◆ What to produce
Repeat the records below exactly.

◆ Data supplied
========

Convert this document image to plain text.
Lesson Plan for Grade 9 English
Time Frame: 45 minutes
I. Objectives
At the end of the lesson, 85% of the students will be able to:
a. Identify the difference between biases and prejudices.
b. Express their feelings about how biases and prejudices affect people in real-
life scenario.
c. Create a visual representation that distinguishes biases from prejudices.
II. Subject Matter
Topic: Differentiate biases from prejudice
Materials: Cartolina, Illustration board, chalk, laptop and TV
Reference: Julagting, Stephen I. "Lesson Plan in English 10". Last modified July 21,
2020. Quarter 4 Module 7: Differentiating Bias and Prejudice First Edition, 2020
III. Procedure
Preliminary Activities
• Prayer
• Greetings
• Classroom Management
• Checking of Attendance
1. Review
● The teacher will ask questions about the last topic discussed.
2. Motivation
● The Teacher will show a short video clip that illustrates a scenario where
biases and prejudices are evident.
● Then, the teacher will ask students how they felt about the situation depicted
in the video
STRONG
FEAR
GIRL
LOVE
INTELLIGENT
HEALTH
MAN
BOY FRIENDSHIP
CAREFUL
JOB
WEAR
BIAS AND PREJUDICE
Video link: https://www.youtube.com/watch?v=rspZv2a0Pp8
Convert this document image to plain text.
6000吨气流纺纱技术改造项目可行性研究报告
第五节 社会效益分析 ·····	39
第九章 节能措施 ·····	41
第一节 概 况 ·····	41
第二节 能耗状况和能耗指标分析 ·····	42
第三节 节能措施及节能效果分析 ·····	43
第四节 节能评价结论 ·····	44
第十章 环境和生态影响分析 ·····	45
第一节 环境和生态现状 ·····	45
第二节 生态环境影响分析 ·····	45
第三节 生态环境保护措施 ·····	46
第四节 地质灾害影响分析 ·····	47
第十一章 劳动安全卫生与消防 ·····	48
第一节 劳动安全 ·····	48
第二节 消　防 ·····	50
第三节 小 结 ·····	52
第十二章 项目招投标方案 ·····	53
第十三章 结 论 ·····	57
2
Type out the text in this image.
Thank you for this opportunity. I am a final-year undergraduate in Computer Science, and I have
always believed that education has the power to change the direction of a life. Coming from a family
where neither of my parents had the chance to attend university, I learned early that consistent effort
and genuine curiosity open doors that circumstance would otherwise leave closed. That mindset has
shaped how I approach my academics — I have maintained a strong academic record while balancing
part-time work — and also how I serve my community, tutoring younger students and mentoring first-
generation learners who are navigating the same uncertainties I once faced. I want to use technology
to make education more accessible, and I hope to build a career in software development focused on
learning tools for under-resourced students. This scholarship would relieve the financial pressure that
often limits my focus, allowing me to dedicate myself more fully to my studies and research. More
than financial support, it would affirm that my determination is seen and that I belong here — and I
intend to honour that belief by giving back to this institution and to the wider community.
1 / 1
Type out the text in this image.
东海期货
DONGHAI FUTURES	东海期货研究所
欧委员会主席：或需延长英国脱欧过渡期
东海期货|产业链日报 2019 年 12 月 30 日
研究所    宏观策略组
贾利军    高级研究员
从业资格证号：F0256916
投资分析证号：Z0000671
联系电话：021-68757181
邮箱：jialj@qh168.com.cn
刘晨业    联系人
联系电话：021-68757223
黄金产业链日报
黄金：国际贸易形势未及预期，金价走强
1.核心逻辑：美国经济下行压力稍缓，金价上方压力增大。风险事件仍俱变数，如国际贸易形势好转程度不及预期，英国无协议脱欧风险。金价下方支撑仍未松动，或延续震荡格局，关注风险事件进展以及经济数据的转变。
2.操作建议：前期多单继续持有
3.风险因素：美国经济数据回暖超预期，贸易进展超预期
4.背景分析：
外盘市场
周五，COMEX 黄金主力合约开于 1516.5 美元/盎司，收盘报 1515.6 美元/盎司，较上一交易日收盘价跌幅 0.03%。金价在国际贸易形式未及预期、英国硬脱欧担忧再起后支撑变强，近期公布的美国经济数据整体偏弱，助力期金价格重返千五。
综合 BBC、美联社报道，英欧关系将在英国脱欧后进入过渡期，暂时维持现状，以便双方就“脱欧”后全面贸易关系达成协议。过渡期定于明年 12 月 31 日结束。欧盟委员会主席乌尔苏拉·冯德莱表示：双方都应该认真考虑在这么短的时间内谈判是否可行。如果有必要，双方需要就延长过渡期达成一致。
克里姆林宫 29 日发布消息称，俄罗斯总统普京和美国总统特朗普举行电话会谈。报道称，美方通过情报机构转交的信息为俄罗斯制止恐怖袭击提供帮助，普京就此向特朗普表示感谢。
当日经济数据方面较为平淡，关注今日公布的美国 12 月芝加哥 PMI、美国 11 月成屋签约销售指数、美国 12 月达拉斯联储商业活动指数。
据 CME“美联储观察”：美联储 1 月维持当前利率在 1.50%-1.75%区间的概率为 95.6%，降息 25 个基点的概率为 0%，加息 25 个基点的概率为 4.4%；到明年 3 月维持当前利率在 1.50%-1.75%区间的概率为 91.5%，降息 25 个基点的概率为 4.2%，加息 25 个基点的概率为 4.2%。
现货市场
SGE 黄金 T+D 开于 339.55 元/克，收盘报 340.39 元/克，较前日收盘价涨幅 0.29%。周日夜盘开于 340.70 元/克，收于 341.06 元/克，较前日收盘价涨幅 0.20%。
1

========

◆ Output of the task
Convert this document image to plain text.
Lesson Plan for Grade 9 English
Time Frame: 45 minutes
I. Objectives
At the end of the lesson, 85% of the students will be able to:
a. Identify the difference between biases and prejudices.
b. Express their feelings about how biases and prejudices affect people in real-
life scenario.
c. Create a visual representation that distinguishes biases from prejudices.
II. Subject Matter
Topic: Differentiate biases from prejudice
Materials: Cartolina, Illustration board, chalk, laptop and TV
Reference: Julagting, Stephen I. "Lesson Plan in English 10". Last modified July 21,
2020. Quarter 4 Module 7: Differentiating Bias and Prejudice First Edition, 2020
III. Procedure
Preliminary Activities
• Prayer
• Greetings
• Classroom Management
• Checking of Attendance
1. Review
● The teacher will ask questions about the last topic discussed.
2. Motivation
● The Teacher will show a short video clip that illustrates a scenario where
biases and prejudices are evident.
● Then, the teacher will ask students how they felt about the situation depicted
in the video
STRONG
FEAR
GIRL
LOVE
INTELLIGENT
HEALTH
MAN
BOY FRIENDSHIP
CAREFUL
JOB
WEAR
BIAS AND PREJUDICE
Video link: https://www.youtube.com/watch?v=rspZv2a0Pp8
Convert this document image to plain text.
6000吨气流纺纱技术改造项目可行性研究报告
第五节 社会效益分析 ·····	39
第九章 节能措施 ·····	41
第一节 概 况 ·····	41
第二节 能耗状况和能耗指标分析 ·····	42
第三节 节能措施及节能效果分析 ·····	43
第四节 节能评价结论 ·····	44
第十章 环境和生态影响分析 ·····	45
第一节 环境和生态现状 ·····	45
第二节 生态环境影响分析 ·····	45
第三节 生态环境保护措施 ·····	46
第四节 地质灾害影响分析 ·····	47
第十一章 劳动安全卫生与消防 ·····	48
第一节 劳动安全 ·····	48
第二节 消　防 ·····	50
第三节 小 结 ·····	52
第十二章 项目招投标方案 ·····	53
第十三章 结 论 ·····	57
2
Type out the text in this image.
Thank you for this opportunity. I am a final-year undergraduate in Computer Science, and I have
always believed that education has the power to change the direction of a life. Coming from a family
where neither of my parents had the chance to attend university, I learned early that consistent effort
and genuine curiosity open doors that circumstance would otherwise leave closed. That mindset has
shaped how I approach my academics — I have maintained a strong academic record while balancing
part-time work — and also how I serve my community, tutoring younger students and mentoring first-
generation learners who are navigating the same uncertainties I once faced. I want to use technology
to make education more accessible, and I hope to build a career in software development focused on
learning tools for under-resourced students. This scholarship would relieve the financial pressure that
often limits my focus, allowing me to dedicate myself more fully to my studies and research. More
than financial support, it would affirm that my determination is seen and that I belong here — and I
intend to honour that belief by giving back to this institution and to the wider community.
1 / 1
Type out the text in this image.
东海期货
DONGHAI FUTURES	东海期货研究所
欧委员会主席：或需延长英国脱欧过渡期
东海期货|产业链日报 2019 年 12 月 30 日
研究所    宏观策略组
贾利军    高级研究员
从业资格证号：F0256916
投资分析证号：Z0000671
联系电话：021-68757181
邮箱：jialj@qh168.com.cn
刘晨业    联系人
联系电话：021-68757223
黄金产业链日报
黄金：国际贸易形势未及预期，金价走强
1.核心逻辑：美国经济下行压力稍缓，金价上方压力增大。风险事件仍俱变数，如国际贸易形势好转程度不及预期，英国无协议脱欧风险。金价下方支撑仍未松动，或延续震荡格局，关注风险事件进展以及经济数据的转变。
2.操作建议：前期多单继续持有
3.风险因素：美国经济数据回暖超预期，贸易进展超预期
4.背景分析：
外盘市场
周五，COMEX 黄金主力合约开于 1516.5 美元/盎司，收盘报 1515.6 美元/盎司，较上一交易日收盘价跌幅 0.03%。金价在国际贸易形式未及预期、英国硬脱欧担忧再起后支撑变强，近期公布的美国经济数据整体偏弱，助力期金价格重返千五。
综合 BBC、美联社报道，英欧关系将在英国脱欧后进入过渡期，暂时维持现状，以便双方就“脱欧”后全面贸易关系达成协议。过渡期定于明年 12 月 31 日结束。欧盟委员会主席乌尔苏拉·冯德莱表示：双方都应该认真考虑在这么短的时间内谈判是否可行。如果有必要，双方需要就延长过渡期达成一致。
克里姆林宫 29 日发布消息称，俄罗斯总统普京和美国总统特朗普举行电话会谈。报道称，美方通过情报机构转交的信息为俄罗斯制止恐怖袭击提供帮助，普京就此向特朗普表示感谢。
当日经济数据方面较为平淡，关注今日公布的美国 12 月芝加哥 PMI、美国 11 月成屋签约销售指数、美国 12 月达拉斯联储商业活动指数。
据 CME“美联储观察”：美联储 1 月维持当前利率在 1.50%-1.75%区间的概率为 95.6%，降息 25 个基点的概率为 0%，加息 25 个基点的概率为 4.4%；到明年 3 月维持当前利率在 1.50%-1.75%区间的概率为 91.5%，降息 25 个基点的概率为 4.2%，加息 25 个基点的概率为 4.2%。
现货市场
SGE 黄金 T+D 开于 339.55 元/克，收盘报 340.39 元/克，较前日收盘价涨幅 0.29%。周日夜盘开于 340.70 元/克，收于 341.06 元/克，较前日收盘价涨幅 0.20%。
1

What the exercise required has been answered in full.